- Given records:

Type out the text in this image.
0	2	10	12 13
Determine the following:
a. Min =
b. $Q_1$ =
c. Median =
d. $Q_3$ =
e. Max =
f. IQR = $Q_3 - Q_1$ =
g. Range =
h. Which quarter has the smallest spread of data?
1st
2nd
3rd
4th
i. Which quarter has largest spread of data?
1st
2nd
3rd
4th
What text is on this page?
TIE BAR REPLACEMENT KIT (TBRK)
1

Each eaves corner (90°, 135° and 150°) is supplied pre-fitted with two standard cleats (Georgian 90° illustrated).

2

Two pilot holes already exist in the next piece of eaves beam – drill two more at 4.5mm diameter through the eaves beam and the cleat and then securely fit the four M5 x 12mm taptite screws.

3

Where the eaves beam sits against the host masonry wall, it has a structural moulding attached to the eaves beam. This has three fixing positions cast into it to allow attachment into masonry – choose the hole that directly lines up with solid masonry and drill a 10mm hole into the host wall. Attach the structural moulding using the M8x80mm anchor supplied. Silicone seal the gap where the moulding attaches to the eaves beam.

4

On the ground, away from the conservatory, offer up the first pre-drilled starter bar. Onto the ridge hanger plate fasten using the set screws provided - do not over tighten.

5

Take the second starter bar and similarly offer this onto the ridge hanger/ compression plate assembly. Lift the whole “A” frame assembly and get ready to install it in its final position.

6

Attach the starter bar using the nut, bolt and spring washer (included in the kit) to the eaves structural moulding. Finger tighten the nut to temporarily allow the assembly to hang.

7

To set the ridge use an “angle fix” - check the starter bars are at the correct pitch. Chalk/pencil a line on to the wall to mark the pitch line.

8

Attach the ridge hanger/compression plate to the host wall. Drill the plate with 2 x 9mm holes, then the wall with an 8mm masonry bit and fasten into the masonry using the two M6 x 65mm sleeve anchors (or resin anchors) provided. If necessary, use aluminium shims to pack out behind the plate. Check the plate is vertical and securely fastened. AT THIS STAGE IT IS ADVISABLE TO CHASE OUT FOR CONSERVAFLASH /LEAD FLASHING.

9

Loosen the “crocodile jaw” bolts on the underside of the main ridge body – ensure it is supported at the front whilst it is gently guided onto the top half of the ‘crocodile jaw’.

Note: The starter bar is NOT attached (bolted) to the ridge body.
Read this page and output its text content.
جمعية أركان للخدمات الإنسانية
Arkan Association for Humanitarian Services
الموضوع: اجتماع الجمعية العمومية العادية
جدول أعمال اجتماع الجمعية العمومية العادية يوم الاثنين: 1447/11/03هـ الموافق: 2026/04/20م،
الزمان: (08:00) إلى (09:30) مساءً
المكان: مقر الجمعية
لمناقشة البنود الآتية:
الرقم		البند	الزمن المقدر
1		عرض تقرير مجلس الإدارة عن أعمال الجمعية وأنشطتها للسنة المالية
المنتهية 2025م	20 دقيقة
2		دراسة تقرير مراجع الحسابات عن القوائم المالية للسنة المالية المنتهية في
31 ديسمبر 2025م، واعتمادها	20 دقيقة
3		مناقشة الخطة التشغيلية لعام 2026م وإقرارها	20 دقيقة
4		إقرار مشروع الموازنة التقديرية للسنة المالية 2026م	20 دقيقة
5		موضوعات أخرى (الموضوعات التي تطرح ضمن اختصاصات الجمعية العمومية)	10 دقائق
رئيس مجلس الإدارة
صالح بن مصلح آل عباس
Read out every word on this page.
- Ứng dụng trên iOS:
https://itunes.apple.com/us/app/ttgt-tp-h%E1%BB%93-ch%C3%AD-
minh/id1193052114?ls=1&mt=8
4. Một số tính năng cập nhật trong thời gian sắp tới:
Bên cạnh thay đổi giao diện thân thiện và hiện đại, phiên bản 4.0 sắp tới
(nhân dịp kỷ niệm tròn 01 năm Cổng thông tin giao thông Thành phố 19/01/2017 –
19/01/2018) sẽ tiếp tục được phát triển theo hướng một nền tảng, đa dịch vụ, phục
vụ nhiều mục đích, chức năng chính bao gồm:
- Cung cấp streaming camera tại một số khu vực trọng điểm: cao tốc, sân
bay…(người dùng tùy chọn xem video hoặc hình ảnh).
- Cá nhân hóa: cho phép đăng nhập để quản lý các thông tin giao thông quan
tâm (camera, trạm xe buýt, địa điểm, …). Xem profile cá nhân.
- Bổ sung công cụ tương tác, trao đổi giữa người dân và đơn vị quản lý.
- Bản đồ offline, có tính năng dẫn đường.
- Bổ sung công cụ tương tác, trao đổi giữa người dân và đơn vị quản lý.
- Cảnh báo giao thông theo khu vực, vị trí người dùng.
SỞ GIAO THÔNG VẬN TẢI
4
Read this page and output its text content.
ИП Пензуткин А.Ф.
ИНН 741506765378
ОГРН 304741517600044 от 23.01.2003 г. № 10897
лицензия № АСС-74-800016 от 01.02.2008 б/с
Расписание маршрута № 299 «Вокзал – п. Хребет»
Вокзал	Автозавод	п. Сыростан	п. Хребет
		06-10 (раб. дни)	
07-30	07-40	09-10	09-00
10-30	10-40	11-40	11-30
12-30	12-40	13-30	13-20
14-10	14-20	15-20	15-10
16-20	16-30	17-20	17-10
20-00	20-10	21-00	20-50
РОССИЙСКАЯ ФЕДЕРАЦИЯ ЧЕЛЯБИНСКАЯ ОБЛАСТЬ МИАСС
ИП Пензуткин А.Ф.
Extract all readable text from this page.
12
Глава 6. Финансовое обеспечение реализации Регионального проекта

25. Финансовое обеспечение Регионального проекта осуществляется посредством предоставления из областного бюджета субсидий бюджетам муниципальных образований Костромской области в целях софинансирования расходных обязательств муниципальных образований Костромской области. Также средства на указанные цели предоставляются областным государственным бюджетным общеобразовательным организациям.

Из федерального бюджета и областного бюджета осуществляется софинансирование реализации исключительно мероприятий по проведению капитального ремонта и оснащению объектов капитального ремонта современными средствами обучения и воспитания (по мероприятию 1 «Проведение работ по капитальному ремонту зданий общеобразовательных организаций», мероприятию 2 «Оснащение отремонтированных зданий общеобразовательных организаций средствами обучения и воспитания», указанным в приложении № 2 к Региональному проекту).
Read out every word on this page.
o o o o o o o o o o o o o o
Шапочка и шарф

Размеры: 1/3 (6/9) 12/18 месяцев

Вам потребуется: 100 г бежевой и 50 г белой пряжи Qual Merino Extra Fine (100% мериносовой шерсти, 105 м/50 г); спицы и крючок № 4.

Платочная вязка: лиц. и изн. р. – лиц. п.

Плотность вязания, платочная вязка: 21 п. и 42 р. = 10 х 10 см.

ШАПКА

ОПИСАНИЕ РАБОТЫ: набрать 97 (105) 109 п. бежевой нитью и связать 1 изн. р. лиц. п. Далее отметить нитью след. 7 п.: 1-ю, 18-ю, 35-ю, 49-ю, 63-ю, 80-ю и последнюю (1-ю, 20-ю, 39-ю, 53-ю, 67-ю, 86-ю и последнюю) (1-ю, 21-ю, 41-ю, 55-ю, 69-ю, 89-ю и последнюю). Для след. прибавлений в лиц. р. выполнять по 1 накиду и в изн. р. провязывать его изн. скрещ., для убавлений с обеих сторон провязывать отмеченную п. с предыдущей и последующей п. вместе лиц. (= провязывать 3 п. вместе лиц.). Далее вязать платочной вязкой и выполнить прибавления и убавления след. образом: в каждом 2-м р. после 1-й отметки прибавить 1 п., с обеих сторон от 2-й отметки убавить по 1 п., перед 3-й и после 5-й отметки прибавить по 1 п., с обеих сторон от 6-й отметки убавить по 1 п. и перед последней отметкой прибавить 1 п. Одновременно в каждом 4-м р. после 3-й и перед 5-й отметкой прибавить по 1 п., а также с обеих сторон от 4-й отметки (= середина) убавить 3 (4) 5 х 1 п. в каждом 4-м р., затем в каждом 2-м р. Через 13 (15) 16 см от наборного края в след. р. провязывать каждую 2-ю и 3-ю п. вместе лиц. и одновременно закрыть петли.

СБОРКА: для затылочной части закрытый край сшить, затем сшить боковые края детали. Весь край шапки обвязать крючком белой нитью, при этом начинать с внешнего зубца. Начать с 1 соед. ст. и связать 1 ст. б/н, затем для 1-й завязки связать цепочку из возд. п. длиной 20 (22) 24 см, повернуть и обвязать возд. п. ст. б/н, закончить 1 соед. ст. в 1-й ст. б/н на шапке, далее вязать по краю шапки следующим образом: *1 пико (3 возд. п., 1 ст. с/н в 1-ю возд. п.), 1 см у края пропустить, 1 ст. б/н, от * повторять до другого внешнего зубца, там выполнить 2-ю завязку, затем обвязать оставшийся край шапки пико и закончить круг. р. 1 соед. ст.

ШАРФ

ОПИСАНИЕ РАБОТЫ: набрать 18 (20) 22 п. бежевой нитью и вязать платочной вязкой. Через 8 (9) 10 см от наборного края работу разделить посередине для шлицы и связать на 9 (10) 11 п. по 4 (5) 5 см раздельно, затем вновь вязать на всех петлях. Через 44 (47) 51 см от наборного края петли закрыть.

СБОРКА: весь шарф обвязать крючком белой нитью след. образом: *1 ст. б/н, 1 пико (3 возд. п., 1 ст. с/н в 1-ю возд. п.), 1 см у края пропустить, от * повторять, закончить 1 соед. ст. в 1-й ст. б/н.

- Task requirements: Go over the entries above and say how many lines hold the string "from", with no other text.

- Written response: 2